(AIM):
Each line that holds the word "people" counts once; report the total and nothing else.

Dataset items

====

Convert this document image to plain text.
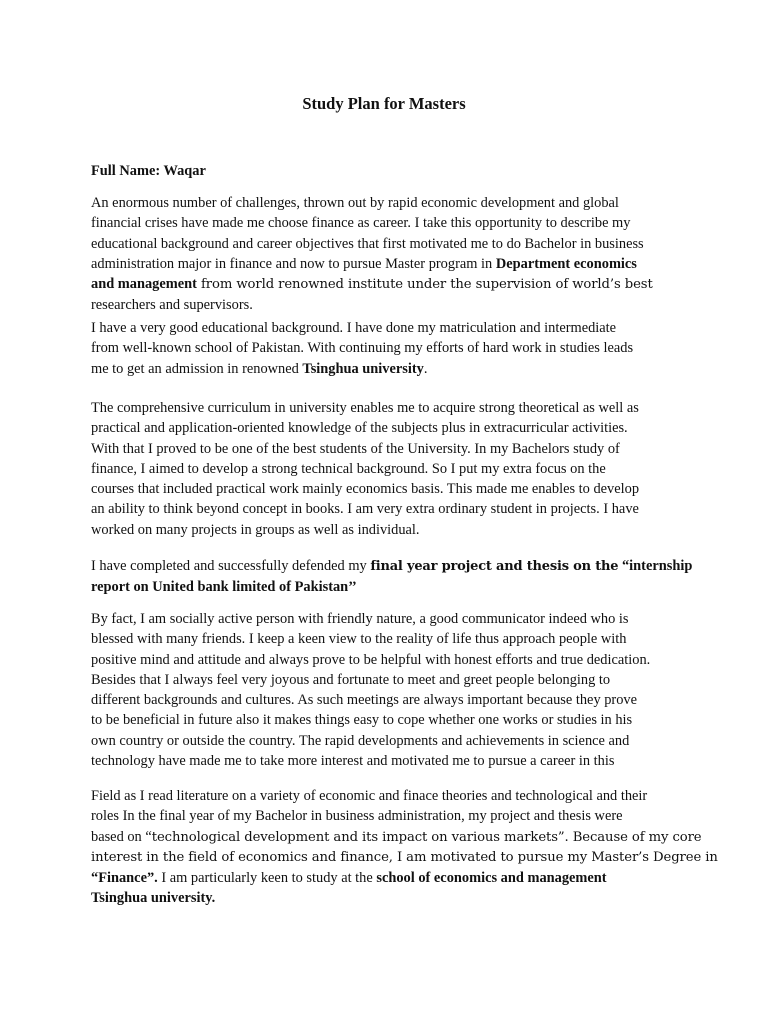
Study Plan for Masters

Full Name: Waqar

An enormous number of challenges, thrown out by rapid economic development and global
financial crises have made me choose finance as career. I take this opportunity to describe my
educational background and career objectives that first motivated me to do Bachelor in business
administration major in finance and now to pursue Master program in Department economics
and management from world renowned institute under the supervision of world’s best
researchers and supervisors.
I have a very good educational background. I have done my matriculation and intermediate
from well-known school of Pakistan. With continuing my efforts of hard work in studies leads
me to get an admission in renowned Tsinghua university.
The comprehensive curriculum in university enables me to acquire strong theoretical as well as
practical and application-oriented knowledge of the subjects plus in extracurricular activities.
With that I proved to be one of the best students of the University. In my Bachelors study of
finance, I aimed to develop a strong technical background. So I put my extra focus on the
courses that included practical work mainly economics basis. This made me enables to develop
an ability to think beyond concept in books. I am very extra ordinary student in projects. I have
worked on many projects in groups as well as individual.
I have completed and successfully defended my final year project and thesis on the “internship
report on United bank limited of Pakistan’’
By fact, I am socially active person with friendly nature, a good communicator indeed who is
blessed with many friends. I keep a keen view to the reality of life thus approach people with
positive mind and attitude and always prove to be helpful with honest efforts and true dedication.
Besides that I always feel very joyous and fortunate to meet and greet people belonging to
different backgrounds and cultures. As such meetings are always important because they prove
to be beneficial in future also it makes things easy to cope whether one works or studies in his
own country or outside the country. The rapid developments and achievements in science and
technology have made me to take more interest and motivated me to pursue a career in this
Field as I read literature on a variety of economic and finace theories and technological and their
roles In the final year of my Bachelor in business administration, my project and thesis were
based on “technological development and its impact on various markets”. Because of my core
interest in the field of economics and finance, I am motivated to pursue my Master’s Degree in
“Finance”. I am particularly keen to study at the school of economics and management
Tsinghua university.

====

(EXPECTED OUTPUT):
2